**PROMPT**
Whenever a line contains the string "Time", copy it out of the entries.

#### DATA LISTING

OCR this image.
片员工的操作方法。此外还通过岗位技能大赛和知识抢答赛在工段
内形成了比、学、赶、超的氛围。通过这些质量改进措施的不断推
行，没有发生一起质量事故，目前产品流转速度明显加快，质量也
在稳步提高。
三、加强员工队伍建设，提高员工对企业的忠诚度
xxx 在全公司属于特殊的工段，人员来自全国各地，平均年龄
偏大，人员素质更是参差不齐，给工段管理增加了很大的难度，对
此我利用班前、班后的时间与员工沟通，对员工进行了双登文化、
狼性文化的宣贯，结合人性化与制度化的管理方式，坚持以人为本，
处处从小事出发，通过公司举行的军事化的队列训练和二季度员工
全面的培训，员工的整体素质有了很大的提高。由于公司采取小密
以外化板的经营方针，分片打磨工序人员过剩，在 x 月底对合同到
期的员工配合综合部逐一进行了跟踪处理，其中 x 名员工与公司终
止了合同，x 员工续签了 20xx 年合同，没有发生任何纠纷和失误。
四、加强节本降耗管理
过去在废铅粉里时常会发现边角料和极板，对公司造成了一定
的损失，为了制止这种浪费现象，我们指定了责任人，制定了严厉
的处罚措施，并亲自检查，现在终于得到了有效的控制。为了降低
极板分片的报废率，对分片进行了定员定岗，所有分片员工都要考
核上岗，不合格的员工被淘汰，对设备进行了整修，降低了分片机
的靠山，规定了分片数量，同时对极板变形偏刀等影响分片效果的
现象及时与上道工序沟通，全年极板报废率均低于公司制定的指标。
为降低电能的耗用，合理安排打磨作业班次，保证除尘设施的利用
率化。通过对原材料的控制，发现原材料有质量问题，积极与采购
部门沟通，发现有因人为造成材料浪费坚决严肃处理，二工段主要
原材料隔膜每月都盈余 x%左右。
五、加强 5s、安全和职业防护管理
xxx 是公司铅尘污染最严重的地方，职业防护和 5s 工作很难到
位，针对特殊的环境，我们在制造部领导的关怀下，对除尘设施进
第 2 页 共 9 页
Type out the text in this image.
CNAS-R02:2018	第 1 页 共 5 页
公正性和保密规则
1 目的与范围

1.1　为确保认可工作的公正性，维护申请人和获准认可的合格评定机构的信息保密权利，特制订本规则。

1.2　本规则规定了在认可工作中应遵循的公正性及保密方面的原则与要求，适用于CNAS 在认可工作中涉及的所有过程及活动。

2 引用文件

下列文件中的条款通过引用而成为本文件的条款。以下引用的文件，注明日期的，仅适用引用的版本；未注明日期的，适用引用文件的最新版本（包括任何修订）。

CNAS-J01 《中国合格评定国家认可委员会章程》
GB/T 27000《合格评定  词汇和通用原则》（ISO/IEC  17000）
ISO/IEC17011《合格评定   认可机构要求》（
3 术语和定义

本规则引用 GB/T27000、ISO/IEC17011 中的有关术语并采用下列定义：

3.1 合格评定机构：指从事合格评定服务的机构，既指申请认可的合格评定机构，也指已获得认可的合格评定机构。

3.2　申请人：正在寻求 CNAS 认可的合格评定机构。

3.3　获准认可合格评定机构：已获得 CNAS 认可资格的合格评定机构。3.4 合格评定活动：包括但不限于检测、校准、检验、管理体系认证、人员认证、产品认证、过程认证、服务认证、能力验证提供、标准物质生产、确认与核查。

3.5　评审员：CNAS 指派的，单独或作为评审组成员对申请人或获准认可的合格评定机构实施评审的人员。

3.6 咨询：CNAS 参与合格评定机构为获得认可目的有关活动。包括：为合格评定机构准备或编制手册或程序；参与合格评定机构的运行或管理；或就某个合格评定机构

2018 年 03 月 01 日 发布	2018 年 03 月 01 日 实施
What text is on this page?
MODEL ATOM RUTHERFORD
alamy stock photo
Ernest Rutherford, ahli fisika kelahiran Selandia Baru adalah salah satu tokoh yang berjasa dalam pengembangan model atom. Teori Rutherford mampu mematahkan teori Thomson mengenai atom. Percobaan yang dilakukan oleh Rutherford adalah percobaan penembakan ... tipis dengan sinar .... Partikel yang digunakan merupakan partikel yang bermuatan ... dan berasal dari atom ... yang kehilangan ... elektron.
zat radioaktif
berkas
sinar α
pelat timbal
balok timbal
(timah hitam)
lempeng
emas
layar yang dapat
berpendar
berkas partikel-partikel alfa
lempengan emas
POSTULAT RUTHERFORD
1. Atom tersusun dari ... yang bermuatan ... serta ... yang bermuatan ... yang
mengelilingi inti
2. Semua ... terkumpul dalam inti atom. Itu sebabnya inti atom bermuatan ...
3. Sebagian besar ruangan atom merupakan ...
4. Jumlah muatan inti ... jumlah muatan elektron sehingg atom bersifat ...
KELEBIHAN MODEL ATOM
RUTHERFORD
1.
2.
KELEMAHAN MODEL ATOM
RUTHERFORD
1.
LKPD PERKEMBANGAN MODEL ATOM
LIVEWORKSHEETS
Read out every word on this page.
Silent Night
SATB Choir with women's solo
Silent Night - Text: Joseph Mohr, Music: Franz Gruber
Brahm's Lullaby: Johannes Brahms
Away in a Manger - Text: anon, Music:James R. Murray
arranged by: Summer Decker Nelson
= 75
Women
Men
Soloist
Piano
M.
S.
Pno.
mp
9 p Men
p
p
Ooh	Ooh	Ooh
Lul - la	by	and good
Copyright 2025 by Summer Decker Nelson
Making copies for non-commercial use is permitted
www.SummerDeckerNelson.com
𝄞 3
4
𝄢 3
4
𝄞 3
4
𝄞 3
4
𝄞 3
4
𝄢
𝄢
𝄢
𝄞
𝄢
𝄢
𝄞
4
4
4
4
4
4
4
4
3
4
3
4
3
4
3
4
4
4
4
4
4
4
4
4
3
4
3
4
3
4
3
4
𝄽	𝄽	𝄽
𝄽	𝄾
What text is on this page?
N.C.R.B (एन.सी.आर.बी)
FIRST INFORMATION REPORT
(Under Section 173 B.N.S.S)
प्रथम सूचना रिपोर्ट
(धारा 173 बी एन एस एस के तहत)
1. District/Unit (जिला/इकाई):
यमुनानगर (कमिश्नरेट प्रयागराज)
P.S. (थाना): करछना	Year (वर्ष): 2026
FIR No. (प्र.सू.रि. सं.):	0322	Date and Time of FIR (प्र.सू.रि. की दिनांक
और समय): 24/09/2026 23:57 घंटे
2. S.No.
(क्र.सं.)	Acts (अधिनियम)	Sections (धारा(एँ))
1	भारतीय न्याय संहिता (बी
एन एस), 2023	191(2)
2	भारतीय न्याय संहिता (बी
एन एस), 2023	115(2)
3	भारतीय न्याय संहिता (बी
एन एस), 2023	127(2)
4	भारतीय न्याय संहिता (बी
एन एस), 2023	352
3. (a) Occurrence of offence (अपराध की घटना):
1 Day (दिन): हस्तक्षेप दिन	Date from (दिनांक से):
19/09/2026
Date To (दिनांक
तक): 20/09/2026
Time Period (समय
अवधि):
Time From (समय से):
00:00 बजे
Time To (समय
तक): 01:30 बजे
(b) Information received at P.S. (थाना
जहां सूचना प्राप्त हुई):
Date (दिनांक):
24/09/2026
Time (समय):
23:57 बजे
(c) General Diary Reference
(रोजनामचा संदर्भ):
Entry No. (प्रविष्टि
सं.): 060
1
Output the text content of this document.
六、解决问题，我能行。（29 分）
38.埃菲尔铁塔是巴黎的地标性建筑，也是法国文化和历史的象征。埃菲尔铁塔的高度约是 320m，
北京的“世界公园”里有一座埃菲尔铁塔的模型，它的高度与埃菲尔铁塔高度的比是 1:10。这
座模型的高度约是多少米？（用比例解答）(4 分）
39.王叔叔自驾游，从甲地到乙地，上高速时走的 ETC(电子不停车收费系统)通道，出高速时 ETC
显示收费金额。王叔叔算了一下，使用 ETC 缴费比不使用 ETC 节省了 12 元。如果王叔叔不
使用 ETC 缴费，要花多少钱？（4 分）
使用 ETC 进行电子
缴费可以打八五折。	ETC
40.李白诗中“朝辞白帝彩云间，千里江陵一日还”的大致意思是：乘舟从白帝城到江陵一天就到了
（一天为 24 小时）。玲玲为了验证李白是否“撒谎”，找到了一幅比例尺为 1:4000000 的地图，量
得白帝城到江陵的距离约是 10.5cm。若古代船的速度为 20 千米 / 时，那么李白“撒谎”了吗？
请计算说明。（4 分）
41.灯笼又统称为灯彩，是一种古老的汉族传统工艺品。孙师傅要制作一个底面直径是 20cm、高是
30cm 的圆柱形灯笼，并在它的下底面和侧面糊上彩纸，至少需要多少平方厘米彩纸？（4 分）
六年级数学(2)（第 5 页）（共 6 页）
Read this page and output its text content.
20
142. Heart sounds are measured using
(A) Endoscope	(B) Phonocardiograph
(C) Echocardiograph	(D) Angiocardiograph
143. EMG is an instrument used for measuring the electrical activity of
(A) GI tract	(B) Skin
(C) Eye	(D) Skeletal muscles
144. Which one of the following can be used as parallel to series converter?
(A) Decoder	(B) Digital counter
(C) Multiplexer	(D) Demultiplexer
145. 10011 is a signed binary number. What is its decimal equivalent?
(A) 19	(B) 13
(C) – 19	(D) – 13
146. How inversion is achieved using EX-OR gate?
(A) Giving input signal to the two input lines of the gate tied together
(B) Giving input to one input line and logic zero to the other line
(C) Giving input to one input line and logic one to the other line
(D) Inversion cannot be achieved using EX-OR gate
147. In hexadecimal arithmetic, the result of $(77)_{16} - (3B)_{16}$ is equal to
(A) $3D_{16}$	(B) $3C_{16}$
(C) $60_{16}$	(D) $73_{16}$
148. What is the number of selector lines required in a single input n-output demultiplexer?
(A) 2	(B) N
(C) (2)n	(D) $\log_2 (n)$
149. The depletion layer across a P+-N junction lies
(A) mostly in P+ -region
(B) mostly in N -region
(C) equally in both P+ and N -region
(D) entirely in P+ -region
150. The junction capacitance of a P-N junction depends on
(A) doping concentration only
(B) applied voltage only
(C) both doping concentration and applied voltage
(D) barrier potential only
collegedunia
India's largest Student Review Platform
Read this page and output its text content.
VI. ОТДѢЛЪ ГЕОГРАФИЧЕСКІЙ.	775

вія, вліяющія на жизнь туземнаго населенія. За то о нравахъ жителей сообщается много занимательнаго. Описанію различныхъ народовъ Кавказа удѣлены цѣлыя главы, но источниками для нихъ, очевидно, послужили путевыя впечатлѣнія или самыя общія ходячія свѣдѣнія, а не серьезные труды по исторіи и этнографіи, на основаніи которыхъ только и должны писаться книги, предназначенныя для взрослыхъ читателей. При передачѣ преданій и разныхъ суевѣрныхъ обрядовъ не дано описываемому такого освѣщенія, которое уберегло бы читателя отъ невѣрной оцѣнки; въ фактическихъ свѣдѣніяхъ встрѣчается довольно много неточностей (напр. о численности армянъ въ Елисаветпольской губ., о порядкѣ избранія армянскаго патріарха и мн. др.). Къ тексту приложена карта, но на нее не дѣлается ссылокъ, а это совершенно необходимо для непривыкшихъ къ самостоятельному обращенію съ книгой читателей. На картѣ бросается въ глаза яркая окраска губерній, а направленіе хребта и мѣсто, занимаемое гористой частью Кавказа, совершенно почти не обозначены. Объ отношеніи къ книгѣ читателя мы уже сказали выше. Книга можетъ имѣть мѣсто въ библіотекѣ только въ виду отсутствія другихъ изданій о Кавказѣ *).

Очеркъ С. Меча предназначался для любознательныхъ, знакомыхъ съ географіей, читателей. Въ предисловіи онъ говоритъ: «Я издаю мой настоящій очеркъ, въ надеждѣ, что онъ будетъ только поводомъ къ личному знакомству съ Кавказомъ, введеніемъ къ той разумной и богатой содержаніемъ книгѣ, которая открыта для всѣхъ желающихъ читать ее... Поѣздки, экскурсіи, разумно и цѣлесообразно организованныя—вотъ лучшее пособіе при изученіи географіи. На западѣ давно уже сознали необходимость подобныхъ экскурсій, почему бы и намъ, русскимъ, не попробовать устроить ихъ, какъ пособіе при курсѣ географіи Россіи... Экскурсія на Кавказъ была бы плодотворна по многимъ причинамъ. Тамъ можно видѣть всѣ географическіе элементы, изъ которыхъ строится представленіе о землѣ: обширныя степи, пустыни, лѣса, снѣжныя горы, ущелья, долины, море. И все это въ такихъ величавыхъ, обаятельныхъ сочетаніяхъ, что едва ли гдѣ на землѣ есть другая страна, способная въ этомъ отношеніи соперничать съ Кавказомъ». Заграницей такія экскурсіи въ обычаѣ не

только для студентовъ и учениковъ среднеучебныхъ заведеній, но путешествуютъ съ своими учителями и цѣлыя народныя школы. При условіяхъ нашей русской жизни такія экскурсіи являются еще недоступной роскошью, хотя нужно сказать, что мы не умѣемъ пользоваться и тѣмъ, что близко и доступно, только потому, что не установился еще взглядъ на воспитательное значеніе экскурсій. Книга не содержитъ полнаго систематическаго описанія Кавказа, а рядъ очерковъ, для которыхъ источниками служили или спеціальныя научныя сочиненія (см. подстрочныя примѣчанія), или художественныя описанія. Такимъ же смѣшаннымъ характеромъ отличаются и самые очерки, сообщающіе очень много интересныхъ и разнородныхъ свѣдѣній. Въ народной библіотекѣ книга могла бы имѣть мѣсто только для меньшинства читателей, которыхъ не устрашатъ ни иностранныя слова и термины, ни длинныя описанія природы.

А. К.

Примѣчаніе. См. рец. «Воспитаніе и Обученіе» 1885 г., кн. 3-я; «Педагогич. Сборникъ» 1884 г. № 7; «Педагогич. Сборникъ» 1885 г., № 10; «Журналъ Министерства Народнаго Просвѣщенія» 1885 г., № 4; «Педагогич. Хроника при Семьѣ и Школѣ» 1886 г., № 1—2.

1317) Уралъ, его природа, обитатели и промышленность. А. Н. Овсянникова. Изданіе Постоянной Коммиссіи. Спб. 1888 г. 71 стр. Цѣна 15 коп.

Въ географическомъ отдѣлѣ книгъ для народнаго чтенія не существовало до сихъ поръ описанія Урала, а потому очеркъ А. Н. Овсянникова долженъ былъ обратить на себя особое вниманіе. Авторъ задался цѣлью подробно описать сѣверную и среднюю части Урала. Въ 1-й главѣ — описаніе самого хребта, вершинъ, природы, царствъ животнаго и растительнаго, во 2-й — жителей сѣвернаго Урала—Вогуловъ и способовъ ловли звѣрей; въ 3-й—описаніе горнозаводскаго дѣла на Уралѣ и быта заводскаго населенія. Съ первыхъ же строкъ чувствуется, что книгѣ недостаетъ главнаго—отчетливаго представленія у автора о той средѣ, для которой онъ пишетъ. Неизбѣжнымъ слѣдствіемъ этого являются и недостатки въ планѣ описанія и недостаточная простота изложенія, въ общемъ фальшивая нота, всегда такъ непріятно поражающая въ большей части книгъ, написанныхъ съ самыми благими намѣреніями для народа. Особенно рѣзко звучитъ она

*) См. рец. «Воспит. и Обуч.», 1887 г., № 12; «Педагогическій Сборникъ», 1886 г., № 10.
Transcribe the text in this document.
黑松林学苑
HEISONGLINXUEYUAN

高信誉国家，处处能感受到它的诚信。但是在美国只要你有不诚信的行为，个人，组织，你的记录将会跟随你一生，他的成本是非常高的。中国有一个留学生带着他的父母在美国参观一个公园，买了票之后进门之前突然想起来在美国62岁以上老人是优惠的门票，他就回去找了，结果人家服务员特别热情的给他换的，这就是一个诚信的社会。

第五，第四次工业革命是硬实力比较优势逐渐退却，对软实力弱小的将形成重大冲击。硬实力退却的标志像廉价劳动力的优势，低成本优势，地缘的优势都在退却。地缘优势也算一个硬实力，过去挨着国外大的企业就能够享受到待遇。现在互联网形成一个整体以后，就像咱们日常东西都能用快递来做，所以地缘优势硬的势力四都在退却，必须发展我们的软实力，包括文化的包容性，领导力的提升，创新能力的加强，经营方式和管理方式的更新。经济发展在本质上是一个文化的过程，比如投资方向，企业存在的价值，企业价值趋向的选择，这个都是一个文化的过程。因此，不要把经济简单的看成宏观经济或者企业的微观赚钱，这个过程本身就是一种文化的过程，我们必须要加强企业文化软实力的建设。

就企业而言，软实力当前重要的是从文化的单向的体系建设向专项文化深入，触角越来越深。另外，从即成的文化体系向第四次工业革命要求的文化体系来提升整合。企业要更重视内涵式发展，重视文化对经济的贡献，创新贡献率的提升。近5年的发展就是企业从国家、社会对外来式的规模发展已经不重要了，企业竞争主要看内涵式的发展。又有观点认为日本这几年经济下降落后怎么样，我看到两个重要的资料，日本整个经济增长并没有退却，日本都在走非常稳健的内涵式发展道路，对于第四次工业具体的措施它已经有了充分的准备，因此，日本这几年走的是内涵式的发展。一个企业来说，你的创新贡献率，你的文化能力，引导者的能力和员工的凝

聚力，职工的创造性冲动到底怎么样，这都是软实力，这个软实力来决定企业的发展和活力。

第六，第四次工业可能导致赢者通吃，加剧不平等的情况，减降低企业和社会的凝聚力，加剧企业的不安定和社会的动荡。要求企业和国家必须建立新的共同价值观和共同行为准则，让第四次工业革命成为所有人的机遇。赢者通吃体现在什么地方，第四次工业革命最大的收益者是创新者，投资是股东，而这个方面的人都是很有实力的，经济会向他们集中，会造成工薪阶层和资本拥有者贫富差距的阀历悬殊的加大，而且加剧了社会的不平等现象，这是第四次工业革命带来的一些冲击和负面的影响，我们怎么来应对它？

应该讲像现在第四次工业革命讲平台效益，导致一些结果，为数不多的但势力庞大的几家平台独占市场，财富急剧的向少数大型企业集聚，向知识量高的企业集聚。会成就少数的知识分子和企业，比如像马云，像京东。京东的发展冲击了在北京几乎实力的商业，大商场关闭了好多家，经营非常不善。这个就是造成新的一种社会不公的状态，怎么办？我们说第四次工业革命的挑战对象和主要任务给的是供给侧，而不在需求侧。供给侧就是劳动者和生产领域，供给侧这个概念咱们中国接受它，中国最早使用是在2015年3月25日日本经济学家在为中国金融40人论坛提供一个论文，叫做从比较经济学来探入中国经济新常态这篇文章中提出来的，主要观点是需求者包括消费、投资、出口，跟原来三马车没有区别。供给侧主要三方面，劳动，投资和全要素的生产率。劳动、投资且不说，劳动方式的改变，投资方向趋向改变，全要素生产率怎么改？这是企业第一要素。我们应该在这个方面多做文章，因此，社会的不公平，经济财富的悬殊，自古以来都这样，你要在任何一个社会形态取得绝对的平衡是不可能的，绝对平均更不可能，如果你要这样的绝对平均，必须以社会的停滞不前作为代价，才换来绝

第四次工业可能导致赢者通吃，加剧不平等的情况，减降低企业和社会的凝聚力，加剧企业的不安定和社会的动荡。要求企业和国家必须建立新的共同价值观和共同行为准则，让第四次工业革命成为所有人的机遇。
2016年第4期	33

########

**FINAL ANSWER**
FIR No. (प्र.सू.रि. सं.):	0322	Date and Time of FIR (प्र.सू.रि. की दिनांक
Time Period (समय
Time From (समय से):
Time To (समय
Time (समय):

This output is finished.